Information supplied –
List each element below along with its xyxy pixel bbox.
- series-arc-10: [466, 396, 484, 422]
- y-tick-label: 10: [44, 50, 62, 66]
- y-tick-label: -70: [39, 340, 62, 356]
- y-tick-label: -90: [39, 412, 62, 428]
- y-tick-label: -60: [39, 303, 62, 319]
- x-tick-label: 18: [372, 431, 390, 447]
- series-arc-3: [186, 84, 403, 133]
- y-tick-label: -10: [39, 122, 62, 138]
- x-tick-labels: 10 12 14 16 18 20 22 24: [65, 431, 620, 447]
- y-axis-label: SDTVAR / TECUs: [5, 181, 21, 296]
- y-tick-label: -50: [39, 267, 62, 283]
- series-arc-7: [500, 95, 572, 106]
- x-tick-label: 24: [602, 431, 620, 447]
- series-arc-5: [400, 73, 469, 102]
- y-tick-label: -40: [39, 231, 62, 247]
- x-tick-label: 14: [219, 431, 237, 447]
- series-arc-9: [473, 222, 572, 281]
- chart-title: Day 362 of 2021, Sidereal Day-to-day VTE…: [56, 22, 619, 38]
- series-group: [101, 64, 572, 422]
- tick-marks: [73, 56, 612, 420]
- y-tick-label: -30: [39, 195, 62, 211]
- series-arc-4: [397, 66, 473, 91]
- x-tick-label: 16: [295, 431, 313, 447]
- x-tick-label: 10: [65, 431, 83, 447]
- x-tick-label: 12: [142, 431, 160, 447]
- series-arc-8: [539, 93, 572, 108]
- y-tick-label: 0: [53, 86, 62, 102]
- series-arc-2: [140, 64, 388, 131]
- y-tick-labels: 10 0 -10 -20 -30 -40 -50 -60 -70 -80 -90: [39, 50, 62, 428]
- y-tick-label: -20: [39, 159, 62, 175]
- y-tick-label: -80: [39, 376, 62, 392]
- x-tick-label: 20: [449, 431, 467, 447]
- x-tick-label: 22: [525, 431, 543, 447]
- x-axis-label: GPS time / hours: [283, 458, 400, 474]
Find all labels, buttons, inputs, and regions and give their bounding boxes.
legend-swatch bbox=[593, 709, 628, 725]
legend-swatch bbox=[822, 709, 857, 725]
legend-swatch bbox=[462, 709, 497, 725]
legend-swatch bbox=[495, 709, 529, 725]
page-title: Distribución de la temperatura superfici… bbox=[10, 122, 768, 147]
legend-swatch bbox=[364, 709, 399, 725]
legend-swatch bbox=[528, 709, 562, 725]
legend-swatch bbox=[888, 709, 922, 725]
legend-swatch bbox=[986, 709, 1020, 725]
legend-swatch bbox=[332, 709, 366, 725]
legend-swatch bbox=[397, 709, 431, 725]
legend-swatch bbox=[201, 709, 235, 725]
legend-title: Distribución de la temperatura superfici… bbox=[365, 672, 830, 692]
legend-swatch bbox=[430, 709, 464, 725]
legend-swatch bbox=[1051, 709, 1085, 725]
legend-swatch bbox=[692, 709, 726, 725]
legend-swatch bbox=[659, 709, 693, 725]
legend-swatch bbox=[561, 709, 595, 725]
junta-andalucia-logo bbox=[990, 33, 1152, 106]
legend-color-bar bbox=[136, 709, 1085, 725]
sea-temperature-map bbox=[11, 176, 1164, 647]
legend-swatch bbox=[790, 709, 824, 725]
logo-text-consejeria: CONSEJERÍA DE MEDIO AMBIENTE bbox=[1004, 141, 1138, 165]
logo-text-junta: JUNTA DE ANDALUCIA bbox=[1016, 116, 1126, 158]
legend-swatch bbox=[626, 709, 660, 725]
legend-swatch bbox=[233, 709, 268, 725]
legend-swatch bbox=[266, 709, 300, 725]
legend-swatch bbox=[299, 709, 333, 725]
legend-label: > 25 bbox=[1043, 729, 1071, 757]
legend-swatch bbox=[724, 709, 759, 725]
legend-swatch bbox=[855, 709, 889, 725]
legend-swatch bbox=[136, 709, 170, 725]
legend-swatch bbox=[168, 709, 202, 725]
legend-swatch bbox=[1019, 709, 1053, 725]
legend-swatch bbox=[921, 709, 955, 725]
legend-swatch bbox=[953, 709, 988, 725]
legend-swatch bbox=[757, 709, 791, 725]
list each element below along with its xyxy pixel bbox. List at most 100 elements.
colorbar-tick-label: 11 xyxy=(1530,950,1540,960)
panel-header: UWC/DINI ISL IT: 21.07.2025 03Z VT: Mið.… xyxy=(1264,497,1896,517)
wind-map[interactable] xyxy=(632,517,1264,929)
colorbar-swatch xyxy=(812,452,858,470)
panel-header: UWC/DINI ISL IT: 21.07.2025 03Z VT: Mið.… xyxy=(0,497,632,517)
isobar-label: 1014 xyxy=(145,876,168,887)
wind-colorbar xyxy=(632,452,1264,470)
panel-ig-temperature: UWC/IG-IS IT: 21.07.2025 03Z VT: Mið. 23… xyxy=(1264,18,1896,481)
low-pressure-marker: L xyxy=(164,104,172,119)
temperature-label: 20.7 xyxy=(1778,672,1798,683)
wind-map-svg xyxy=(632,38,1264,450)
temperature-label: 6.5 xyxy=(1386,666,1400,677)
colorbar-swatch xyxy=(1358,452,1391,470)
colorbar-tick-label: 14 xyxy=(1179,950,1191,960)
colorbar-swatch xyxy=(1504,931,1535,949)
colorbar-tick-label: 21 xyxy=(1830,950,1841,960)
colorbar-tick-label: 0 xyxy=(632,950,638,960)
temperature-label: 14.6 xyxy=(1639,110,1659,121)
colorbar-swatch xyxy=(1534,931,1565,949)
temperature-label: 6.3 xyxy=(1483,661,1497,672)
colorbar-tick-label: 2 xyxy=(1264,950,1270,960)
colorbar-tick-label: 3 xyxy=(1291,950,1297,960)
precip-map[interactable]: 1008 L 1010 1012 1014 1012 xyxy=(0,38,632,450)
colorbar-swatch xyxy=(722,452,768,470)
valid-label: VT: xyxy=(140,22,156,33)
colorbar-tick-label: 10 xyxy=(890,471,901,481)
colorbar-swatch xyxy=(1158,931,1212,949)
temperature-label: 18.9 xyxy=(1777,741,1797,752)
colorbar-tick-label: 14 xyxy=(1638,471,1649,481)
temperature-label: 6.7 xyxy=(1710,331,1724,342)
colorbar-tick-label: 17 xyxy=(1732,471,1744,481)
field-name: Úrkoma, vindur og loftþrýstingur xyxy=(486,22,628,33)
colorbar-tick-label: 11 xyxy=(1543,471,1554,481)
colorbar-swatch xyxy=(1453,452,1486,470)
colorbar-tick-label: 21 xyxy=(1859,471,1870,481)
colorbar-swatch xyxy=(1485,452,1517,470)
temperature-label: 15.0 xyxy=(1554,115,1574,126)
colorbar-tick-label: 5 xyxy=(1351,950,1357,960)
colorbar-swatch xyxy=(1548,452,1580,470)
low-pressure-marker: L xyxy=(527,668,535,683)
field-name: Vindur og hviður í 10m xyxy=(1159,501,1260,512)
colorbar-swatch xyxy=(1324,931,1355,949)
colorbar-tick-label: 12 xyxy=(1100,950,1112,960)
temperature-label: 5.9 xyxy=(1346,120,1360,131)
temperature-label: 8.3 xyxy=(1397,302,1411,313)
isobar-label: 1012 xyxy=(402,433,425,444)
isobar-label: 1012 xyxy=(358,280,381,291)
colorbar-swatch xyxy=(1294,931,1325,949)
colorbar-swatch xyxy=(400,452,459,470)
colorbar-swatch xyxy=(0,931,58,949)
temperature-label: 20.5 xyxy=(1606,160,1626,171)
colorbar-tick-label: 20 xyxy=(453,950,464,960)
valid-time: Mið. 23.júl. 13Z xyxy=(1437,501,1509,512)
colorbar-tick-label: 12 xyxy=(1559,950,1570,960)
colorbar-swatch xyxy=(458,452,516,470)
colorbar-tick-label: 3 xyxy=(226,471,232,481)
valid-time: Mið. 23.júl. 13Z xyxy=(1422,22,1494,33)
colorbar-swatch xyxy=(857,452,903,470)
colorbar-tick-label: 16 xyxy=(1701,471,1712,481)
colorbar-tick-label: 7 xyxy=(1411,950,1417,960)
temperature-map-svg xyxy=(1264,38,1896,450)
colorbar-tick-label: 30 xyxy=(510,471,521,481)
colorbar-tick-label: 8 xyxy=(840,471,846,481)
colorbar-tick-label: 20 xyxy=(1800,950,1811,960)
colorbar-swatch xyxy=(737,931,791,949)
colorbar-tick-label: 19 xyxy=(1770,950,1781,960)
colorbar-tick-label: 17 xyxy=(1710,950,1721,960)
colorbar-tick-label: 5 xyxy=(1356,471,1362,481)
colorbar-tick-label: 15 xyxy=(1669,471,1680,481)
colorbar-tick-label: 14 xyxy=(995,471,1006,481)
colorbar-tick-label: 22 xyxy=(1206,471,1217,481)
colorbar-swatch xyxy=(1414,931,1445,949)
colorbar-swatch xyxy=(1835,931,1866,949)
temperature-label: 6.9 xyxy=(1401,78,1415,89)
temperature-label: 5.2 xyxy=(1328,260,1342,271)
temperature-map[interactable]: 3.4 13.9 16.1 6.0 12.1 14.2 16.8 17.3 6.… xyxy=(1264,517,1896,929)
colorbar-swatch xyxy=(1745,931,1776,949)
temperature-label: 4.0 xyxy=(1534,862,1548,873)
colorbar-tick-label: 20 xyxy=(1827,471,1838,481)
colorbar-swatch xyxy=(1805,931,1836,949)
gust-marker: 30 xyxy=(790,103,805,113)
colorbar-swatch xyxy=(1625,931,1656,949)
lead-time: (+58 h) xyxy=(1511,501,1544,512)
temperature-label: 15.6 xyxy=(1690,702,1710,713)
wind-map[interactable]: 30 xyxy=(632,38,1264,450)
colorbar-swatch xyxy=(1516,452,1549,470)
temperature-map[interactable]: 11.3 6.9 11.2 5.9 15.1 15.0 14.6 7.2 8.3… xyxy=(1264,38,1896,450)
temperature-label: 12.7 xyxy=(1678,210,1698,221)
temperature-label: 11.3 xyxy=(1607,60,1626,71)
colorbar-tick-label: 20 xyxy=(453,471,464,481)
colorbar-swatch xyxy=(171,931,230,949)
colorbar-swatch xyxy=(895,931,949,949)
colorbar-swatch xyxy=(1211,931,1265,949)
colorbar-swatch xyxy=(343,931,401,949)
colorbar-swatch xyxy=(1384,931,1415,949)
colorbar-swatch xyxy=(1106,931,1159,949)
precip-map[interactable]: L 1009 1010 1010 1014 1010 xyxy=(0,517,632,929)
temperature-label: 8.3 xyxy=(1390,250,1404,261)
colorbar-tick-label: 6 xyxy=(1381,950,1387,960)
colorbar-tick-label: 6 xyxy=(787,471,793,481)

Task instructions –
Retype the records from their first line through the line containing "- y-tick-label: -80: [39, 376, 62, 392]", with both ends included.

Expected answer –
List each element below along with its xyxy pixel bbox.
- series-arc-10: [466, 396, 484, 422]
- y-tick-label: 10: [44, 50, 62, 66]
- y-tick-label: -70: [39, 340, 62, 356]
- y-tick-label: -90: [39, 412, 62, 428]
- y-tick-label: -60: [39, 303, 62, 319]
- x-tick-label: 18: [372, 431, 390, 447]
- series-arc-3: [186, 84, 403, 133]
- y-tick-label: -10: [39, 122, 62, 138]
- x-tick-labels: 10 12 14 16 18 20 22 24: [65, 431, 620, 447]
- y-axis-label: SDTVAR / TECUs: [5, 181, 21, 296]
- y-tick-label: -50: [39, 267, 62, 283]
- series-arc-7: [500, 95, 572, 106]
- x-tick-label: 24: [602, 431, 620, 447]
- series-arc-5: [400, 73, 469, 102]
- y-tick-label: -40: [39, 231, 62, 247]
- x-tick-label: 14: [219, 431, 237, 447]
- series-arc-9: [473, 222, 572, 281]
- chart-title: Day 362 of 2021, Sidereal Day-to-day VTE…: [56, 22, 619, 38]
- series-group: [101, 64, 572, 422]
- tick-marks: [73, 56, 612, 420]
- y-tick-label: -30: [39, 195, 62, 211]
- series-arc-4: [397, 66, 473, 91]
- x-tick-label: 16: [295, 431, 313, 447]
- x-tick-label: 10: [65, 431, 83, 447]
- x-tick-label: 12: [142, 431, 160, 447]
- series-arc-8: [539, 93, 572, 108]
- y-tick-label: 0: [53, 86, 62, 102]
- series-arc-2: [140, 64, 388, 131]
- y-tick-labels: 10 0 -10 -20 -30 -40 -50 -60 -70 -80 -90: [39, 50, 62, 428]
- y-tick-label: -20: [39, 159, 62, 175]
- y-tick-label: -80: [39, 376, 62, 392]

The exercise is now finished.